### Instructions for the task
Omit any picture, and return the remaining data exactly as written.

### Dataset content
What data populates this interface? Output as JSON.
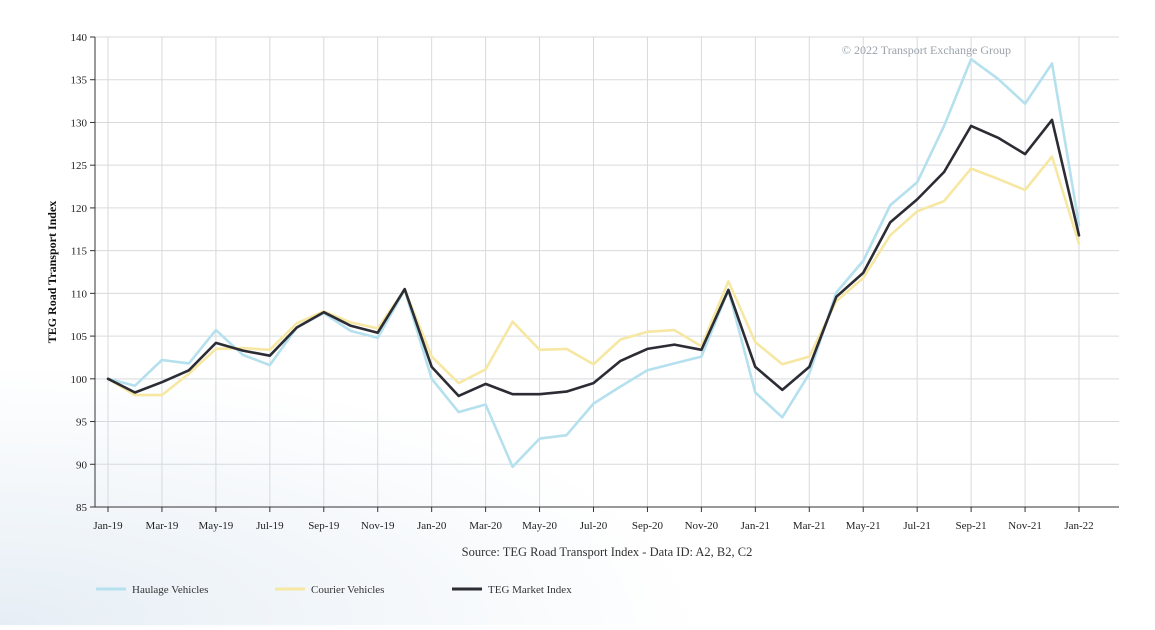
{
  "chart_data": {
    "type": "line",
    "ylabel": "TEG Road Transport Index",
    "xlabel": "Source: TEG Road Transport Index - Data ID: A2, B2, C2",
    "watermark": "© 2022 Transport Exchange Group",
    "ylim": [
      85,
      140
    ],
    "yticks": [
      85,
      90,
      95,
      100,
      105,
      110,
      115,
      120,
      125,
      130,
      135,
      140
    ],
    "grid": true,
    "legend_position": "bottom-left",
    "x_labels": [
      "Jan-19",
      "Feb-19",
      "Mar-19",
      "Apr-19",
      "May-19",
      "Jun-19",
      "Jul-19",
      "Aug-19",
      "Sep-19",
      "Oct-19",
      "Nov-19",
      "Dec-19",
      "Jan-20",
      "Feb-20",
      "Mar-20",
      "Apr-20",
      "May-20",
      "Jun-20",
      "Jul-20",
      "Aug-20",
      "Sep-20",
      "Oct-20",
      "Nov-20",
      "Dec-20",
      "Jan-21",
      "Feb-21",
      "Mar-21",
      "Apr-21",
      "May-21",
      "Jun-21",
      "Jul-21",
      "Aug-21",
      "Sep-21",
      "Oct-21",
      "Nov-21",
      "Dec-21",
      "Jan-22"
    ],
    "tick_labels": [
      "Jan-19",
      "Mar-19",
      "May-19",
      "Jul-19",
      "Sep-19",
      "Nov-19",
      "Jan-20",
      "Mar-20",
      "May-20",
      "Jul-20",
      "Sep-20",
      "Nov-20",
      "Jan-21",
      "Mar-21",
      "May-21",
      "Jul-21",
      "Sep-21",
      "Nov-21",
      "Jan-22"
    ],
    "series": [
      {
        "name": "Haulage Vehicles",
        "color": "#b5e0ee",
        "values": [
          100,
          99.2,
          102.2,
          101.8,
          105.7,
          102.8,
          101.6,
          106,
          107.7,
          105.6,
          104.8,
          110.4,
          100,
          96.1,
          97,
          89.7,
          93,
          93.4,
          97.1,
          99.1,
          101,
          101.8,
          102.6,
          110.4,
          98.4,
          95.5,
          100.6,
          110.1,
          113.8,
          120.3,
          123,
          129.6,
          137.4,
          135.1,
          132.2,
          136.9,
          118
        ]
      },
      {
        "name": "Courier Vehicles",
        "color": "#f6e7a2",
        "values": [
          100,
          98.1,
          98.1,
          100.6,
          103.5,
          103.6,
          103.4,
          106.5,
          107.9,
          106.6,
          105.9,
          110.4,
          102.6,
          99.5,
          101.1,
          106.7,
          103.4,
          103.5,
          101.7,
          104.6,
          105.5,
          105.7,
          103.8,
          111.4,
          104.3,
          101.7,
          102.6,
          109.1,
          111.8,
          116.8,
          119.6,
          120.8,
          124.6,
          123.4,
          122.1,
          126,
          115.8
        ]
      },
      {
        "name": "TEG Market Index",
        "color": "#2c2c35",
        "values": [
          100,
          98.4,
          99.6,
          101,
          104.2,
          103.3,
          102.7,
          106,
          107.8,
          106.2,
          105.4,
          110.5,
          101.4,
          98,
          99.4,
          98.2,
          98.2,
          98.5,
          99.5,
          102.1,
          103.5,
          104,
          103.4,
          110.4,
          101.4,
          98.7,
          101.4,
          109.6,
          112.4,
          118.3,
          121,
          124.2,
          129.6,
          128.2,
          126.3,
          130.3,
          116.8
        ]
      }
    ]
  }
}
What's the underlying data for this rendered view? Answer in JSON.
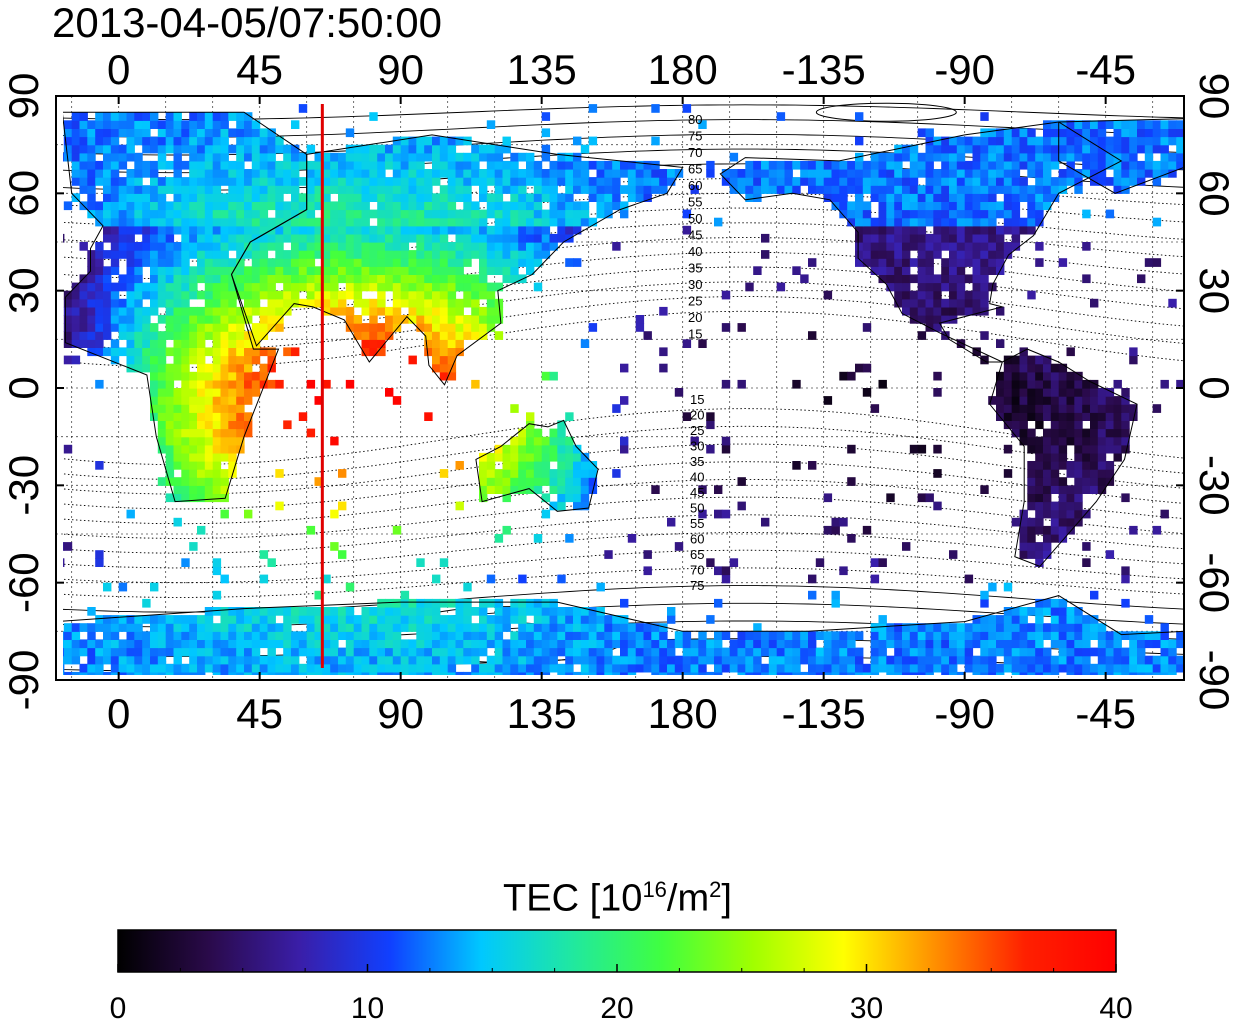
{
  "header": {
    "timestamp": "2013-04-05/07:50:00"
  },
  "map": {
    "projection": "equirectangular",
    "longitude_range": [
      -20,
      340
    ],
    "latitude_range": [
      -90,
      90
    ],
    "top_axis_labels": [
      "0",
      "45",
      "90",
      "135",
      "180",
      "-135",
      "-90",
      "-45"
    ],
    "bottom_axis_labels": [
      "0",
      "45",
      "90",
      "135",
      "180",
      "-135",
      "-90",
      "-45"
    ],
    "left_axis_labels": [
      "90",
      "60",
      "30",
      "0",
      "-30",
      "-60",
      "-90"
    ],
    "right_axis_labels": [
      "90",
      "60",
      "30",
      "0",
      "-30",
      "-60",
      "-90"
    ],
    "lon_tick_values": [
      0,
      45,
      90,
      135,
      180,
      225,
      270,
      315
    ],
    "lat_tick_values": [
      90,
      60,
      30,
      0,
      -30,
      -60,
      -90
    ],
    "terminator_longitude": 65,
    "terminator_color": "#e00000",
    "contour_labels_north": [
      "80",
      "75",
      "70",
      "65",
      "60",
      "55",
      "50",
      "45",
      "40",
      "35",
      "30",
      "25",
      "20",
      "15"
    ],
    "contour_labels_south": [
      "15",
      "20",
      "25",
      "30",
      "35",
      "40",
      "45",
      "50",
      "55",
      "60",
      "65",
      "70",
      "75"
    ]
  },
  "colorbar": {
    "title_main": "TEC  [10",
    "title_exp": "16",
    "title_mid": "/m",
    "title_exp2": "2",
    "title_end": "]",
    "min": 0,
    "max": 40,
    "tick_labels": [
      "0",
      "10",
      "20",
      "30",
      "40"
    ],
    "tick_values": [
      0,
      10,
      20,
      30,
      40
    ],
    "stops": [
      "#000000",
      "#2a0a4a",
      "#3a1ea8",
      "#1040ff",
      "#00c8ff",
      "#20e8a0",
      "#40ff40",
      "#a0ff00",
      "#ffff00",
      "#ff9000",
      "#ff2000",
      "#ff0000"
    ]
  }
}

### Response to the task
What data populates this interface? Output as JSON.
{
  "chart_data": {
    "type": "line",
    "ylabel": "TEG Road Transport Index",
    "xlabel": "Source: TEG Road Transport Index - Data ID: A2, B2, C2",
    "watermark": "© 2022 Transport Exchange Group",
    "ylim": [
      85,
      140
    ],
    "yticks": [
      85,
      90,
      95,
      100,
      105,
      110,
      115,
      120,
      125,
      130,
      135,
      140
    ],
    "grid": true,
    "legend_position": "bottom-left",
    "x_labels": [
      "Jan-19",
      "Feb-19",
      "Mar-19",
      "Apr-19",
      "May-19",
      "Jun-19",
      "Jul-19",
      "Aug-19",
      "Sep-19",
      "Oct-19",
      "Nov-19",
      "Dec-19",
      "Jan-20",
      "Feb-20",
      "Mar-20",
      "Apr-20",
      "May-20",
      "Jun-20",
      "Jul-20",
      "Aug-20",
      "Sep-20",
      "Oct-20",
      "Nov-20",
      "Dec-20",
      "Jan-21",
      "Feb-21",
      "Mar-21",
      "Apr-21",
      "May-21",
      "Jun-21",
      "Jul-21",
      "Aug-21",
      "Sep-21",
      "Oct-21",
      "Nov-21",
      "Dec-21",
      "Jan-22"
    ],
    "tick_labels": [
      "Jan-19",
      "Mar-19",
      "May-19",
      "Jul-19",
      "Sep-19",
      "Nov-19",
      "Jan-20",
      "Mar-20",
      "May-20",
      "Jul-20",
      "Sep-20",
      "Nov-20",
      "Jan-21",
      "Mar-21",
      "May-21",
      "Jul-21",
      "Sep-21",
      "Nov-21",
      "Jan-22"
    ],
    "series": [
      {
        "name": "Haulage Vehicles",
        "color": "#b5e0ee",
        "values": [
          100,
          99.2,
          102.2,
          101.8,
          105.7,
          102.8,
          101.6,
          106,
          107.7,
          105.6,
          104.8,
          110.4,
          100,
          96.1,
          97,
          89.7,
          93,
          93.4,
          97.1,
          99.1,
          101,
          101.8,
          102.6,
          110.4,
          98.4,
          95.5,
          100.6,
          110.1,
          113.8,
          120.3,
          123,
          129.6,
          137.4,
          135.1,
          132.2,
          136.9,
          118
        ]
      },
      {
        "name": "Courier Vehicles",
        "color": "#f6e7a2",
        "values": [
          100,
          98.1,
          98.1,
          100.6,
          103.5,
          103.6,
          103.4,
          106.5,
          107.9,
          106.6,
          105.9,
          110.4,
          102.6,
          99.5,
          101.1,
          106.7,
          103.4,
          103.5,
          101.7,
          104.6,
          105.5,
          105.7,
          103.8,
          111.4,
          104.3,
          101.7,
          102.6,
          109.1,
          111.8,
          116.8,
          119.6,
          120.8,
          124.6,
          123.4,
          122.1,
          126,
          115.8
        ]
      },
      {
        "name": "TEG Market Index",
        "color": "#2c2c35",
        "values": [
          100,
          98.4,
          99.6,
          101,
          104.2,
          103.3,
          102.7,
          106,
          107.8,
          106.2,
          105.4,
          110.5,
          101.4,
          98,
          99.4,
          98.2,
          98.2,
          98.5,
          99.5,
          102.1,
          103.5,
          104,
          103.4,
          110.4,
          101.4,
          98.7,
          101.4,
          109.6,
          112.4,
          118.3,
          121,
          124.2,
          129.6,
          128.2,
          126.3,
          130.3,
          116.8
        ]
      }
    ]
  }
}
What's the underlying data for this rendered view? Answer in JSON.
{
  "header": {
    "timestamp": "2013-04-05/07:50:00"
  },
  "map": {
    "projection": "equirectangular",
    "longitude_range": [
      -20,
      340
    ],
    "latitude_range": [
      -90,
      90
    ],
    "top_axis_labels": [
      "0",
      "45",
      "90",
      "135",
      "180",
      "-135",
      "-90",
      "-45"
    ],
    "bottom_axis_labels": [
      "0",
      "45",
      "90",
      "135",
      "180",
      "-135",
      "-90",
      "-45"
    ],
    "left_axis_labels": [
      "90",
      "60",
      "30",
      "0",
      "-30",
      "-60",
      "-90"
    ],
    "right_axis_labels": [
      "90",
      "60",
      "30",
      "0",
      "-30",
      "-60",
      "-90"
    ],
    "lon_tick_values": [
      0,
      45,
      90,
      135,
      180,
      225,
      270,
      315
    ],
    "lat_tick_values": [
      90,
      60,
      30,
      0,
      -30,
      -60,
      -90
    ],
    "terminator_longitude": 65,
    "terminator_color": "#e00000",
    "contour_labels_north": [
      "80",
      "75",
      "70",
      "65",
      "60",
      "55",
      "50",
      "45",
      "40",
      "35",
      "30",
      "25",
      "20",
      "15"
    ],
    "contour_labels_south": [
      "15",
      "20",
      "25",
      "30",
      "35",
      "40",
      "45",
      "50",
      "55",
      "60",
      "65",
      "70",
      "75"
    ]
  },
  "colorbar": {
    "title_main": "TEC  [10",
    "title_exp": "16",
    "title_mid": "/m",
    "title_exp2": "2",
    "title_end": "]",
    "min": 0,
    "max": 40,
    "tick_labels": [
      "0",
      "10",
      "20",
      "30",
      "40"
    ],
    "tick_values": [
      0,
      10,
      20,
      30,
      40
    ],
    "stops": [
      "#000000",
      "#2a0a4a",
      "#3a1ea8",
      "#1040ff",
      "#00c8ff",
      "#20e8a0",
      "#40ff40",
      "#a0ff00",
      "#ffff00",
      "#ff9000",
      "#ff2000",
      "#ff0000"
    ]
  }
}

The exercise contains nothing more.